5) Maksud Ketidaksantunan

Pada tuturan D4 penutur bermaksud mengajak bercanda mitra tuturnya, sedangkan tuturan D9 disampaikan dengan maksud memberi informasi. Pemberian informasi tersebut terkait kelemahan mitra tuturnya. Oleh karena itu, tuturan penutur dipersepsi sebagai tuturan yang menghilangkan muka.

4.2.4.3 Subkategori Kesal Cuplikan tuturan 47

MT : “Huuu.. kui film’e ngomong opo to? Mbok ngomong wae malah jelas!”

P : “Salah’e raiso moco!!” (D5) MT : “Ah yowis, turu wae.”

(Konteks tuturan: tuturan terjadi ketika sedang menonton televisi

bersama. Acara yang dilihat saat itu adalah film berbahasa asing yang tentu dilengkapi dengan terjemahan. Kondisi mitra tutur yang tidak dapat membaca mengakibatkan ia kesulitan untuk memahami acara televisi, mitra tutur bertanya kepada penutur namun penutur menjawab pertanyaan mitra tutur dengan nada kesal)

Cuplikan tuturan 50

P : “Mbok nek ndue anak ki ora akeh-akeh. Mosok manak ping 6. Koyo pitik wae!” (D8)

MT : “Yo biar to, Pak. Banyak anak, banyak rejeki.”

(Konteks tuturan: penutur dan mitra tutur berada di ruang keluarga

pada sore hari. Penutur berusaha menegur mitra tutur dengan kesal, karena mitra tutur sudah mempunyai 6 anak. Jumlah yang terlalu banyak menurut penutur)

1) Wujud Ketidaksantunan Linguistik

Tuturan D5: “Salah’e raiso moco!!” (Salah sendiri tidak dapat membaca)

Tuturan D8: “Mbok nek ndue anak ki ora akeh-akeh. Mosok manak ping 6. Koyo pitik wae!” (Kalau punya anak itu jangan banyak-banyak. Punya anak kok 6 kali. Seperti ayam saja!)

2) Wujud Ketidaksantunan Pragmatik

Tuturan D5: penutur berbicara kepada orang yang lebih tua dengan ketus, penutur sengaja tidak menjawab pertanyaan mitra tutur padahal penutur sudah mengetahui bahwa mitra tutur kesulitan membaca, penutur juga berbicara di hadapan anggota keluarga lain.

Tuturan D8: penutur berbicara kepada mitra tutur dengan ketus, penutur melontarkan kata-kata yang seolah-olah menyetarakan sifat manusia dengan binatang, penutur berbicara tanpa memahami suasana hati mitra tutur, penutur juga berbicara di hadapan anggota keluarga yang lain.

# [Bahan Hasil Ekstraksi]

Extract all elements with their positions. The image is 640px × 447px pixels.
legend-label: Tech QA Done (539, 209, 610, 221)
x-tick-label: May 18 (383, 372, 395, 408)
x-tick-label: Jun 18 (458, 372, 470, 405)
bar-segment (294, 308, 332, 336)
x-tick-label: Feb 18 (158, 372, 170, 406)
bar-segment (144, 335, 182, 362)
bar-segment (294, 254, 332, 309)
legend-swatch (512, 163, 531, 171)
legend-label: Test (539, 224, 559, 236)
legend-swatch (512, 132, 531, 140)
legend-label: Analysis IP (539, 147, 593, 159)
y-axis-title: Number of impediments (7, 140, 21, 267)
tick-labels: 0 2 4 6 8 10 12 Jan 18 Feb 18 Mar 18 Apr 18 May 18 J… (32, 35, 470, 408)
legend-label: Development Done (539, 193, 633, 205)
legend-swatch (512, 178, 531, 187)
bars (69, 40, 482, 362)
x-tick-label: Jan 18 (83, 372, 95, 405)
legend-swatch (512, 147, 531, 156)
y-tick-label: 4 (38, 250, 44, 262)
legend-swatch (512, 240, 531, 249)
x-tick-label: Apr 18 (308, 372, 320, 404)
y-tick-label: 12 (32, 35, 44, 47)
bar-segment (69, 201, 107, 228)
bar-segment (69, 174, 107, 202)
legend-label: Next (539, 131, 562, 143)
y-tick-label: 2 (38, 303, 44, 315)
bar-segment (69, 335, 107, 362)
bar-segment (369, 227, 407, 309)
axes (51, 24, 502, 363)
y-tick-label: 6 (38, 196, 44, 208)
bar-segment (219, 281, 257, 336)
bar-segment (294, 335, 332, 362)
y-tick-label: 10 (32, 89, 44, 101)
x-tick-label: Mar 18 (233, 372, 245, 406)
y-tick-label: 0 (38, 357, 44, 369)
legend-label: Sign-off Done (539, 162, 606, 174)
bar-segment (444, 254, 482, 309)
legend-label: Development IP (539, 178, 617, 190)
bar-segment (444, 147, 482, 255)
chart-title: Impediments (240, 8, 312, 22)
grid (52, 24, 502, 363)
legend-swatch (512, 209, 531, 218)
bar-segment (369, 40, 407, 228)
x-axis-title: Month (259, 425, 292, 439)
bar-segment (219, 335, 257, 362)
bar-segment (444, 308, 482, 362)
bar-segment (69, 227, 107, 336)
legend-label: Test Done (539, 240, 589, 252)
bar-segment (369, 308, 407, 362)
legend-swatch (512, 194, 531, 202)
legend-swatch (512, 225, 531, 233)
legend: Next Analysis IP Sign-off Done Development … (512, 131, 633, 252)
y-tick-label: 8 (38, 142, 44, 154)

# [Tugas yang Dikerjakan]
1 > Jawablah pertanyaan berikut berdasarkan teks tentang ketidaksantunan berbahasa.
(a) Apa maksud penutur pada tuturan D4?
(b) Acara apa yang sedang ditonton dalam konteks cuplikan tuturan 47?
(c) Berapa jumlah anak yang sudah dimiliki mitra tutur dalam cuplikan tuturan 50?
2 > Dalam teks tentang ketidaksantunan berbahasa, ubahlah paragraf yang diawali "Tuturan D8: penutur berbicara kepada mitra tutur" menjadi daftar butir dengan tetap mempertahankan fakta utamanya.
3 > Lanjutkan teks tentang ketidaksantunan berbahasa, dimulai setelah kalimat terakhir yang ditampilkan.

# [Jawaban Tugas]
1 >
(a) Penutur bermaksud mengajak bercanda mitra tuturnya.
(b) Film berbahasa asing yang dilengkapi dengan terjemahan.
(c) Enam anak.

2 >
- Penutur berbicara kepada mitra tutur dengan ketus.
- Penutur melontarkan kata-kata yang seolah-olah menyetarakan sifat manusia dengan binatang.
- Penutur berbicara tanpa memahami suasana hati mitra tutur.
- Penutur berbicara di hadapan anggota keluarga yang lain.

3 >
3) Penanda Ketidaksantunan Linguistik

Tuturan D5: intonasi yang digunakan penutur adalah intonasi seru, tekanan keras pada kata salahe, nada tinggi, dan pilihan kata yang digunakan adalah bahasa nonstandar dengan menggunakan bahasa Jawa.

Tuturan D8: intonasi yang digunakan penutur adalah intonasi seru, tekanan keras pada frasa koyo pitik wae, nada tinggi, pilihan kata yang digunakan adalah bahasa nonstandar dengan menggunakan bahasa Jawa, dan kata fatis yang terdapat dalam tuturan: mbok.

4) Penanda Ketidaksantunan Pragmatik

Tuturan D5: Tuturan terjadi ketika sedang menonton televisi malam hari. Acara yang dilihat saat itu adalah film berbahasa asing yang tentu dilengkapi dengan terjemahan. Kondisi mitra tutur yang tidak dapat membaca mengakibatkan ia kesulitan memahami acara televisi, mitra tutur bertanya kepada penutur. Namun, penutur menjawab pertanyaan mitra tutur dengan nada kesal. Penutur dan mitra tutur perempuan. Penutur kelas XII SMK, berusia 19 tahun dan mitra tutur berusia 42 tahun. Penutur adalah anak dari mitra tutur. Tujuan tuturan penutur adalah mengungkapkan kekesalannya. Tindak verbal yang terjadi: ekspresif. Tindak perlokusi dari tuturan tersebut: MT kesal dan pergi tidur.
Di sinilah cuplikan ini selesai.